## WHAT NEEDS TO BE DONE
All of the data should be repeated exactly; pictures are not part of the copy.

start RECORDS SUPPLIED

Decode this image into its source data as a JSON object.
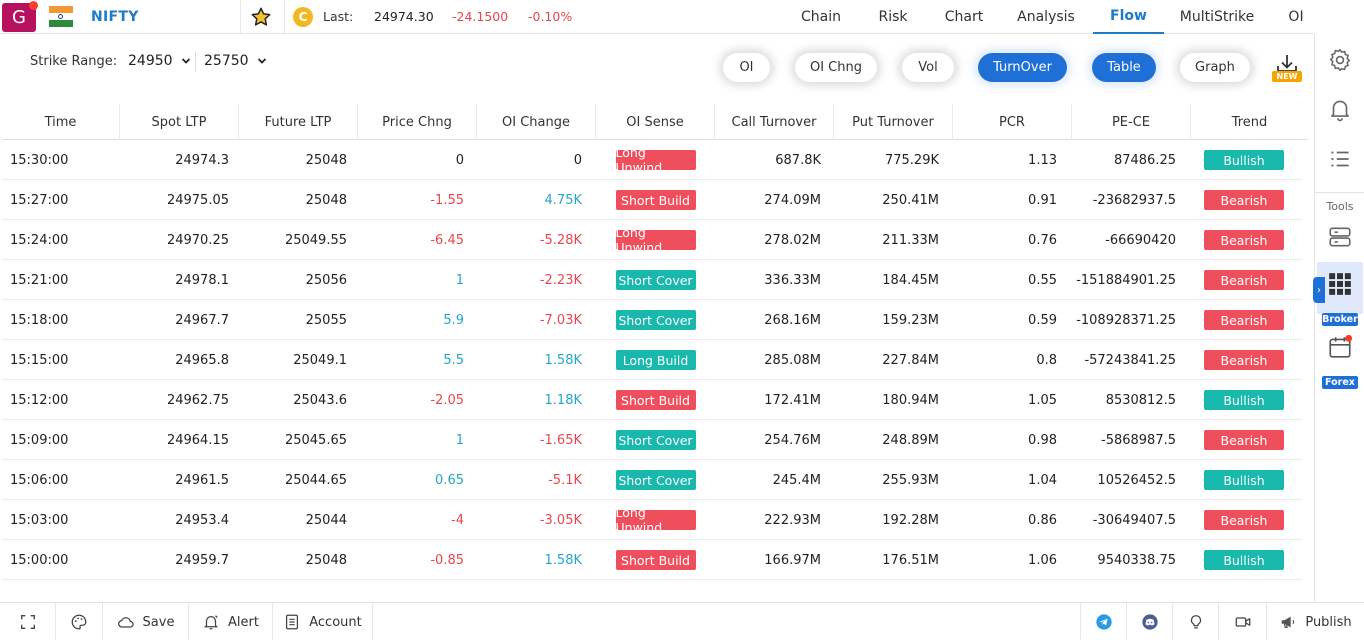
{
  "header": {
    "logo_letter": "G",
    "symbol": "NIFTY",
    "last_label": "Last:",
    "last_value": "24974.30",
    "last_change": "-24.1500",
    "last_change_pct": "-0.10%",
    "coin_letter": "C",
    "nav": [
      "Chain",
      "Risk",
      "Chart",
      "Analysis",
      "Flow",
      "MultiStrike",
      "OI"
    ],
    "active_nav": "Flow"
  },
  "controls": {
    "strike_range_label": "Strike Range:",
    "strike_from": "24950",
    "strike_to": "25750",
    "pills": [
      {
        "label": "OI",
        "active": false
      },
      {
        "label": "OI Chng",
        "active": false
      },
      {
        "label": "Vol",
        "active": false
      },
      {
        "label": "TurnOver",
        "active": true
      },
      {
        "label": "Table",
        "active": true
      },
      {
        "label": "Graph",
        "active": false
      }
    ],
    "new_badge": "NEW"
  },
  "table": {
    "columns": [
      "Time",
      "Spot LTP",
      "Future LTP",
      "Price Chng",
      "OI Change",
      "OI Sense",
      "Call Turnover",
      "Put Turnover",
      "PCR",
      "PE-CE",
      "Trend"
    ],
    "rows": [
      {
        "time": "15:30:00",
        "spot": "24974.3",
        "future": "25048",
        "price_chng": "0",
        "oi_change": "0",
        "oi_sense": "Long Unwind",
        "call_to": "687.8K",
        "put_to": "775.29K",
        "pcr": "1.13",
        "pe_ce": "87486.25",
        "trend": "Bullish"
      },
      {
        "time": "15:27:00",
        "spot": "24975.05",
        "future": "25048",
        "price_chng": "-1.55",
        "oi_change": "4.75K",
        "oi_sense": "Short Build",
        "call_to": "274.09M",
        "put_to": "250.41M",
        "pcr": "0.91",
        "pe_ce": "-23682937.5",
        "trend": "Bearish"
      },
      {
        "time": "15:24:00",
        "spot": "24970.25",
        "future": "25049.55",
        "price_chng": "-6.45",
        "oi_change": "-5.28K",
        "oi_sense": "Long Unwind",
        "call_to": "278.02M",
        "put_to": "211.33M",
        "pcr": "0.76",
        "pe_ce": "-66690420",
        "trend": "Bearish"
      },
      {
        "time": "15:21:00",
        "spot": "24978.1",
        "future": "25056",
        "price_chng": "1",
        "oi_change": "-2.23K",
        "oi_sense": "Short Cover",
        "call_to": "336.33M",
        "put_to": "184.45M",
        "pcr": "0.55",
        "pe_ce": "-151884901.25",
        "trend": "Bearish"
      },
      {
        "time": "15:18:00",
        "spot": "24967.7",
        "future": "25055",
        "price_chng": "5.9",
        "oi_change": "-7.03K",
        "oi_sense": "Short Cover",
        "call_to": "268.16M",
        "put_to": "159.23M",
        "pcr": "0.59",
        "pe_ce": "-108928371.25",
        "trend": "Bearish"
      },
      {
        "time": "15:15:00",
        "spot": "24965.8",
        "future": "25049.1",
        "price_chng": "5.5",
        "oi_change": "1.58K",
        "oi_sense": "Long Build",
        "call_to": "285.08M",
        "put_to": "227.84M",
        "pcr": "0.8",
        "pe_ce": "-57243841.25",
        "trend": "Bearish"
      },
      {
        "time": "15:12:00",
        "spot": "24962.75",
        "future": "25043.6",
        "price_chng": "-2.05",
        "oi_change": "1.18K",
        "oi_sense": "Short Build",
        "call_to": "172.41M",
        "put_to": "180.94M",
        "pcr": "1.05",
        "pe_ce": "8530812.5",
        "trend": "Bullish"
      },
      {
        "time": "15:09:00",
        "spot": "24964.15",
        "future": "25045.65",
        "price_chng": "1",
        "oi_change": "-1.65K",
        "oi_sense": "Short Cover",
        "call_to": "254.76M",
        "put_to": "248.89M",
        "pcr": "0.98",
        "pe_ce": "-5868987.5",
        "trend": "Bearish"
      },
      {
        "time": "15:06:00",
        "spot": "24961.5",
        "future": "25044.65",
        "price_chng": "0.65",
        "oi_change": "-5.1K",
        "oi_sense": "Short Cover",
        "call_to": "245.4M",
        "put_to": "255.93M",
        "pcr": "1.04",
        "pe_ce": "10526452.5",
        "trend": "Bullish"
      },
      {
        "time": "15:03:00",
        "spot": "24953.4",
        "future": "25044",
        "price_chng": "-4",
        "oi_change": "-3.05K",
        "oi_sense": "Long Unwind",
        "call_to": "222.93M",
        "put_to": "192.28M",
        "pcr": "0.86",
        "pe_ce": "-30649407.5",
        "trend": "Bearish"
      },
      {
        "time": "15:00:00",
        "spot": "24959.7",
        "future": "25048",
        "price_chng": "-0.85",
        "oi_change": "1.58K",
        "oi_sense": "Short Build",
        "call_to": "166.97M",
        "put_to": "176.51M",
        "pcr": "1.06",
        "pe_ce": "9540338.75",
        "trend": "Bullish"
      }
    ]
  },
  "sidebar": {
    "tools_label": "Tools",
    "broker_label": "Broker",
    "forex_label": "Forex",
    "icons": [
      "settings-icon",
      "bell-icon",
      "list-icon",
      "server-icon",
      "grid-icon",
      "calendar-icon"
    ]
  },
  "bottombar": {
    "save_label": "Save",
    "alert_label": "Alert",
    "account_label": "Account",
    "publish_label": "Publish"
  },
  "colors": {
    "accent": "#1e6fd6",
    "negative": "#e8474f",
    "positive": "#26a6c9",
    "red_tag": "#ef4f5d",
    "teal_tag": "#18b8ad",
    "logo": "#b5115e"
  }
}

end RECORDS SUPPLIED

## CORRECT OUTPUT
Decode this image into its source data as a JSON object.
{
  "header": {
    "logo_letter": "G",
    "symbol": "NIFTY",
    "last_label": "Last:",
    "last_value": "24974.30",
    "last_change": "-24.1500",
    "last_change_pct": "-0.10%",
    "coin_letter": "C",
    "nav": [
      "Chain",
      "Risk",
      "Chart",
      "Analysis",
      "Flow",
      "MultiStrike",
      "OI"
    ],
    "active_nav": "Flow"
  },
  "controls": {
    "strike_range_label": "Strike Range:",
    "strike_from": "24950",
    "strike_to": "25750",
    "pills": [
      {
        "label": "OI",
        "active": false
      },
      {
        "label": "OI Chng",
        "active": false
      },
      {
        "label": "Vol",
        "active": false
      },
      {
        "label": "TurnOver",
        "active": true
      },
      {
        "label": "Table",
        "active": true
      },
      {
        "label": "Graph",
        "active": false
      }
    ],
    "new_badge": "NEW"
  },
  "table": {
    "columns": [
      "Time",
      "Spot LTP",
      "Future LTP",
      "Price Chng",
      "OI Change",
      "OI Sense",
      "Call Turnover",
      "Put Turnover",
      "PCR",
      "PE-CE",
      "Trend"
    ],
    "rows": [
      {
        "time": "15:30:00",
        "spot": "24974.3",
        "future": "25048",
        "price_chng": "0",
        "oi_change": "0",
        "oi_sense": "Long Unwind",
        "call_to": "687.8K",
        "put_to": "775.29K",
        "pcr": "1.13",
        "pe_ce": "87486.25",
        "trend": "Bullish"
      },
      {
        "time": "15:27:00",
        "spot": "24975.05",
        "future": "25048",
        "price_chng": "-1.55",
        "oi_change": "4.75K",
        "oi_sense": "Short Build",
        "call_to": "274.09M",
        "put_to": "250.41M",
        "pcr": "0.91",
        "pe_ce": "-23682937.5",
        "trend": "Bearish"
      },
      {
        "time": "15:24:00",
        "spot": "24970.25",
        "future": "25049.55",
        "price_chng": "-6.45",
        "oi_change": "-5.28K",
        "oi_sense": "Long Unwind",
        "call_to": "278.02M",
        "put_to": "211.33M",
        "pcr": "0.76",
        "pe_ce": "-66690420",
        "trend": "Bearish"
      },
      {
        "time": "15:21:00",
        "spot": "24978.1",
        "future": "25056",
        "price_chng": "1",
        "oi_change": "-2.23K",
        "oi_sense": "Short Cover",
        "call_to": "336.33M",
        "put_to": "184.45M",
        "pcr": "0.55",
        "pe_ce": "-151884901.25",
        "trend": "Bearish"
      },
      {
        "time": "15:18:00",
        "spot": "24967.7",
        "future": "25055",
        "price_chng": "5.9",
        "oi_change": "-7.03K",
        "oi_sense": "Short Cover",
        "call_to": "268.16M",
        "put_to": "159.23M",
        "pcr": "0.59",
        "pe_ce": "-108928371.25",
        "trend": "Bearish"
      },
      {
        "time": "15:15:00",
        "spot": "24965.8",
        "future": "25049.1",
        "price_chng": "5.5",
        "oi_change": "1.58K",
        "oi_sense": "Long Build",
        "call_to": "285.08M",
        "put_to": "227.84M",
        "pcr": "0.8",
        "pe_ce": "-57243841.25",
        "trend": "Bearish"
      },
      {
        "time": "15:12:00",
        "spot": "24962.75",
        "future": "25043.6",
        "price_chng": "-2.05",
        "oi_change": "1.18K",
        "oi_sense": "Short Build",
        "call_to": "172.41M",
        "put_to": "180.94M",
        "pcr": "1.05",
        "pe_ce": "8530812.5",
        "trend": "Bullish"
      },
      {
        "time": "15:09:00",
        "spot": "24964.15",
        "future": "25045.65",
        "price_chng": "1",
        "oi_change": "-1.65K",
        "oi_sense": "Short Cover",
        "call_to": "254.76M",
        "put_to": "248.89M",
        "pcr": "0.98",
        "pe_ce": "-5868987.5",
        "trend": "Bearish"
      },
      {
        "time": "15:06:00",
        "spot": "24961.5",
        "future": "25044.65",
        "price_chng": "0.65",
        "oi_change": "-5.1K",
        "oi_sense": "Short Cover",
        "call_to": "245.4M",
        "put_to": "255.93M",
        "pcr": "1.04",
        "pe_ce": "10526452.5",
        "trend": "Bullish"
      },
      {
        "time": "15:03:00",
        "spot": "24953.4",
        "future": "25044",
        "price_chng": "-4",
        "oi_change": "-3.05K",
        "oi_sense": "Long Unwind",
        "call_to": "222.93M",
        "put_to": "192.28M",
        "pcr": "0.86",
        "pe_ce": "-30649407.5",
        "trend": "Bearish"
      },
      {
        "time": "15:00:00",
        "spot": "24959.7",
        "future": "25048",
        "price_chng": "-0.85",
        "oi_change": "1.58K",
        "oi_sense": "Short Build",
        "call_to": "166.97M",
        "put_to": "176.51M",
        "pcr": "1.06",
        "pe_ce": "9540338.75",
        "trend": "Bullish"
      }
    ]
  },
  "sidebar": {
    "tools_label": "Tools",
    "broker_label": "Broker",
    "forex_label": "Forex",
    "icons": [
      "settings-icon",
      "bell-icon",
      "list-icon",
      "server-icon",
      "grid-icon",
      "calendar-icon"
    ]
  },
  "bottombar": {
    "save_label": "Save",
    "alert_label": "Alert",
    "account_label": "Account",
    "publish_label": "Publish"
  },
  "colors": {
    "accent": "#1e6fd6",
    "negative": "#e8474f",
    "positive": "#26a6c9",
    "red_tag": "#ef4f5d",
    "teal_tag": "#18b8ad",
    "logo": "#b5115e"
  }
}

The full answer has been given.